--- start of Given entries ---

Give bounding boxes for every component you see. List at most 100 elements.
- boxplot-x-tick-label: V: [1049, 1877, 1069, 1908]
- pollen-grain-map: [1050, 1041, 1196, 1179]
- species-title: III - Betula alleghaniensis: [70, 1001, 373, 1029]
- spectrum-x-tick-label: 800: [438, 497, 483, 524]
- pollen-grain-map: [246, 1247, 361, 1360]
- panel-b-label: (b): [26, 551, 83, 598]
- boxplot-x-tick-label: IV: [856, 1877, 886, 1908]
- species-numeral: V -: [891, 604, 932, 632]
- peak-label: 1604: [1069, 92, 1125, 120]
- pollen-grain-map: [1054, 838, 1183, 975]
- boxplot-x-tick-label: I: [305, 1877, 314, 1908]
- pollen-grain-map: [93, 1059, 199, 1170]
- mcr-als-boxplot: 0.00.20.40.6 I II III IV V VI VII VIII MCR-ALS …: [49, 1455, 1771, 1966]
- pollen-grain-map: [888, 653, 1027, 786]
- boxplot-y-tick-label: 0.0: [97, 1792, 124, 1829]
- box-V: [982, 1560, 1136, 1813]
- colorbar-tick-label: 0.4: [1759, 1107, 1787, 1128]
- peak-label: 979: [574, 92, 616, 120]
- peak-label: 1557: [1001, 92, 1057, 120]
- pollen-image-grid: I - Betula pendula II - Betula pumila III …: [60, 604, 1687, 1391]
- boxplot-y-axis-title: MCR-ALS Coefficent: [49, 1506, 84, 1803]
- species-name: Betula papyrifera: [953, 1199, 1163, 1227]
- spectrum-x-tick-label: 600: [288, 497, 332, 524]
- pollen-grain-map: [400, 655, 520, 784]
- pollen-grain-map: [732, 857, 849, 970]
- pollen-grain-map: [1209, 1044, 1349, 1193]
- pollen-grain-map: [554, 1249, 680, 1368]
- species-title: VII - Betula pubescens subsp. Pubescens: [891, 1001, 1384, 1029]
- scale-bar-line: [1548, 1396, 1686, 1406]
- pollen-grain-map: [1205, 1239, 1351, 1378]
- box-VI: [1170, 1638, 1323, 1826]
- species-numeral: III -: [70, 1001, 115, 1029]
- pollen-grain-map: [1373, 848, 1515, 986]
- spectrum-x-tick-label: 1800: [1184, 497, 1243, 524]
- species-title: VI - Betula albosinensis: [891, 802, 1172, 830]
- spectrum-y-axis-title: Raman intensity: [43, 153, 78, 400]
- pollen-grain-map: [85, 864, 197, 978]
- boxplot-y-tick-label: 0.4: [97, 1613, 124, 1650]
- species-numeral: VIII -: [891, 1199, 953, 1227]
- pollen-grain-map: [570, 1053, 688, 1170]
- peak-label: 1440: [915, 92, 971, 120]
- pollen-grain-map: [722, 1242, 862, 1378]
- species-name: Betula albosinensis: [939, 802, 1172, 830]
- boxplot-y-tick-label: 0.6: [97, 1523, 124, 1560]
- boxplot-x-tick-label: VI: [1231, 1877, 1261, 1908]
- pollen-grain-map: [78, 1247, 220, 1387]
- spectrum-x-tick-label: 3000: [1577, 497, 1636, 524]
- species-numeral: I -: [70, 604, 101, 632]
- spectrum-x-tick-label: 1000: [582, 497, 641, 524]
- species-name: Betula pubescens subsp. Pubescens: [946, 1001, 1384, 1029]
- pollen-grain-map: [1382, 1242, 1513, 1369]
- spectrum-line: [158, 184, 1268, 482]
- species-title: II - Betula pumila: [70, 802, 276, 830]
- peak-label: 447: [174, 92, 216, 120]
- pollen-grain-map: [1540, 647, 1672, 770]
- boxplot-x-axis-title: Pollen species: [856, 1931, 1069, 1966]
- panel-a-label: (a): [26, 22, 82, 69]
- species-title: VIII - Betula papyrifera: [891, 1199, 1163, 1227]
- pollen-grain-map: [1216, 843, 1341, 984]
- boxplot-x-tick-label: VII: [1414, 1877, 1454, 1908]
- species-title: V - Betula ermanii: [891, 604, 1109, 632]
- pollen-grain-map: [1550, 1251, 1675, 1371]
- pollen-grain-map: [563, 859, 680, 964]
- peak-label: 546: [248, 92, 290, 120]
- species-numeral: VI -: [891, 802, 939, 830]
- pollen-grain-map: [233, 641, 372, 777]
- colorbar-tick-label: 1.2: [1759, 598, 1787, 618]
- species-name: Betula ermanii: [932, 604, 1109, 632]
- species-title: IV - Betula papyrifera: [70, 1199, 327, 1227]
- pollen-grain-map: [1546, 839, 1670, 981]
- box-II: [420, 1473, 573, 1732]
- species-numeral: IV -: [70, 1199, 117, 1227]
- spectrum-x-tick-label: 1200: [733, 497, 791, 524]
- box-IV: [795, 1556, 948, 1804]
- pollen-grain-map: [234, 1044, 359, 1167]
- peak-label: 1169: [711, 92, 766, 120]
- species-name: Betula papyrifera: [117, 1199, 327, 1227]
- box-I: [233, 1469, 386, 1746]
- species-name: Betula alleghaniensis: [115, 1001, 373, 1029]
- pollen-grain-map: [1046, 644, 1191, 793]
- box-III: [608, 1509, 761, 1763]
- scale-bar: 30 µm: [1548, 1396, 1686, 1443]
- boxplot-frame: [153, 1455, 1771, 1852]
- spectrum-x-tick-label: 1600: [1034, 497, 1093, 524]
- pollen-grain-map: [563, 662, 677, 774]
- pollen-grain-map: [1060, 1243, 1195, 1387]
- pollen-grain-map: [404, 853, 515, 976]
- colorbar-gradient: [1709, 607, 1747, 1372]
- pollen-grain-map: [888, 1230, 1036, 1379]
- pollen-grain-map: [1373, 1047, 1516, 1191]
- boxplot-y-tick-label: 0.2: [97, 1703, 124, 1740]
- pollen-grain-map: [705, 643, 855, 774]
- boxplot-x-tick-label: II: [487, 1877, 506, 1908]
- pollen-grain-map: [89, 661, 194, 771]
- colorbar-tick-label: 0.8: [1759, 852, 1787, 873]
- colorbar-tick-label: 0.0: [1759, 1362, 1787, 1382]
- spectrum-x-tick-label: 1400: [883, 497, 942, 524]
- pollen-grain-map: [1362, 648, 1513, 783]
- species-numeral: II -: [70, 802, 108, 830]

--- end of Given entries ---

Exercise requirements: Please return every row above word for word, in the same order, with nothing changed.

Result below:
Give bounding boxes for every component you see. List at most 100 elements.
- boxplot-x-tick-label: V: [1049, 1877, 1069, 1908]
- pollen-grain-map: [1050, 1041, 1196, 1179]
- species-title: III - Betula alleghaniensis: [70, 1001, 373, 1029]
- spectrum-x-tick-label: 800: [438, 497, 483, 524]
- pollen-grain-map: [246, 1247, 361, 1360]
- panel-b-label: (b): [26, 551, 83, 598]
- boxplot-x-tick-label: IV: [856, 1877, 886, 1908]
- species-numeral: V -: [891, 604, 932, 632]
- peak-label: 1604: [1069, 92, 1125, 120]
- pollen-grain-map: [1054, 838, 1183, 975]
- boxplot-x-tick-label: I: [305, 1877, 314, 1908]
- pollen-grain-map: [93, 1059, 199, 1170]
- mcr-als-boxplot: 0.00.20.40.6 I II III IV V VI VII VIII MCR-ALS …: [49, 1455, 1771, 1966]
- pollen-grain-map: [888, 653, 1027, 786]
- boxplot-y-tick-label: 0.0: [97, 1792, 124, 1829]
- box-V: [982, 1560, 1136, 1813]
- colorbar-tick-label: 0.4: [1759, 1107, 1787, 1128]
- peak-label: 979: [574, 92, 616, 120]
- peak-label: 1557: [1001, 92, 1057, 120]
- pollen-image-grid: I - Betula pendula II - Betula pumila III …: [60, 604, 1687, 1391]
- boxplot-y-axis-title: MCR-ALS Coefficent: [49, 1506, 84, 1803]
- species-name: Betula papyrifera: [953, 1199, 1163, 1227]
- spectrum-x-tick-label: 600: [288, 497, 332, 524]
- pollen-grain-map: [400, 655, 520, 784]
- pollen-grain-map: [732, 857, 849, 970]
- pollen-grain-map: [1209, 1044, 1349, 1193]
- pollen-grain-map: [554, 1249, 680, 1368]
- species-title: VII - Betula pubescens subsp. Pubescens: [891, 1001, 1384, 1029]
- scale-bar-line: [1548, 1396, 1686, 1406]
- pollen-grain-map: [1205, 1239, 1351, 1378]
- box-VI: [1170, 1638, 1323, 1826]
- species-numeral: III -: [70, 1001, 115, 1029]
- pollen-grain-map: [1373, 848, 1515, 986]
- spectrum-x-tick-label: 1800: [1184, 497, 1243, 524]
- species-title: VI - Betula albosinensis: [891, 802, 1172, 830]
- spectrum-y-axis-title: Raman intensity: [43, 153, 78, 400]
- pollen-grain-map: [85, 864, 197, 978]
- boxplot-y-tick-label: 0.4: [97, 1613, 124, 1650]
- species-numeral: VIII -: [891, 1199, 953, 1227]
- pollen-grain-map: [570, 1053, 688, 1170]
- peak-label: 1440: [915, 92, 971, 120]
- pollen-grain-map: [722, 1242, 862, 1378]
- species-name: Betula albosinensis: [939, 802, 1172, 830]
- boxplot-y-tick-label: 0.6: [97, 1523, 124, 1560]
- boxplot-x-tick-label: VI: [1231, 1877, 1261, 1908]
- pollen-grain-map: [78, 1247, 220, 1387]
- spectrum-x-tick-label: 3000: [1577, 497, 1636, 524]
- species-numeral: I -: [70, 604, 101, 632]
- spectrum-x-tick-label: 1000: [582, 497, 641, 524]
- species-name: Betula pubescens subsp. Pubescens: [946, 1001, 1384, 1029]
- pollen-grain-map: [1382, 1242, 1513, 1369]
- spectrum-line: [158, 184, 1268, 482]
- species-title: II - Betula pumila: [70, 802, 276, 830]
- peak-label: 447: [174, 92, 216, 120]
- pollen-grain-map: [1540, 647, 1672, 770]
- boxplot-x-axis-title: Pollen species: [856, 1931, 1069, 1966]
- panel-a-label: (a): [26, 22, 82, 69]
- species-title: VIII - Betula papyrifera: [891, 1199, 1163, 1227]
- pollen-grain-map: [1216, 843, 1341, 984]
- boxplot-x-tick-label: VII: [1414, 1877, 1454, 1908]
- species-title: V - Betula ermanii: [891, 604, 1109, 632]
- pollen-grain-map: [1550, 1251, 1675, 1371]
- pollen-grain-map: [563, 859, 680, 964]
- peak-label: 546: [248, 92, 290, 120]
- species-numeral: VI -: [891, 802, 939, 830]
- pollen-grain-map: [233, 641, 372, 777]
- colorbar-tick-label: 1.2: [1759, 598, 1787, 618]
- species-name: Betula ermanii: [932, 604, 1109, 632]
- species-title: IV - Betula papyrifera: [70, 1199, 327, 1227]
- pollen-grain-map: [1546, 839, 1670, 981]
- box-II: [420, 1473, 573, 1732]
- species-numeral: IV -: [70, 1199, 117, 1227]
- spectrum-x-tick-label: 1200: [733, 497, 791, 524]
- box-IV: [795, 1556, 948, 1804]
- pollen-grain-map: [234, 1044, 359, 1167]
- peak-label: 1169: [711, 92, 766, 120]
- species-name: Betula papyrifera: [117, 1199, 327, 1227]
- box-I: [233, 1469, 386, 1746]
- species-name: Betula alleghaniensis: [115, 1001, 373, 1029]
- pollen-grain-map: [1046, 644, 1191, 793]
- box-III: [608, 1509, 761, 1763]
- scale-bar: 30 µm: [1548, 1396, 1686, 1443]
- boxplot-frame: [153, 1455, 1771, 1852]
- spectrum-x-tick-label: 1600: [1034, 497, 1093, 524]
- pollen-grain-map: [563, 662, 677, 774]
- pollen-grain-map: [1060, 1243, 1195, 1387]
- pollen-grain-map: [404, 853, 515, 976]
- colorbar-gradient: [1709, 607, 1747, 1372]
- pollen-grain-map: [888, 1230, 1036, 1379]
- pollen-grain-map: [1373, 1047, 1516, 1191]
- boxplot-y-tick-label: 0.2: [97, 1703, 124, 1740]
- pollen-grain-map: [705, 643, 855, 774]
- boxplot-x-tick-label: II: [487, 1877, 506, 1908]
- pollen-grain-map: [89, 661, 194, 771]
- colorbar-tick-label: 0.8: [1759, 852, 1787, 873]
- colorbar-tick-label: 0.0: [1759, 1362, 1787, 1382]
- spectrum-x-tick-label: 1400: [883, 497, 942, 524]
- pollen-grain-map: [1362, 648, 1513, 783]
- species-numeral: II -: [70, 802, 108, 830]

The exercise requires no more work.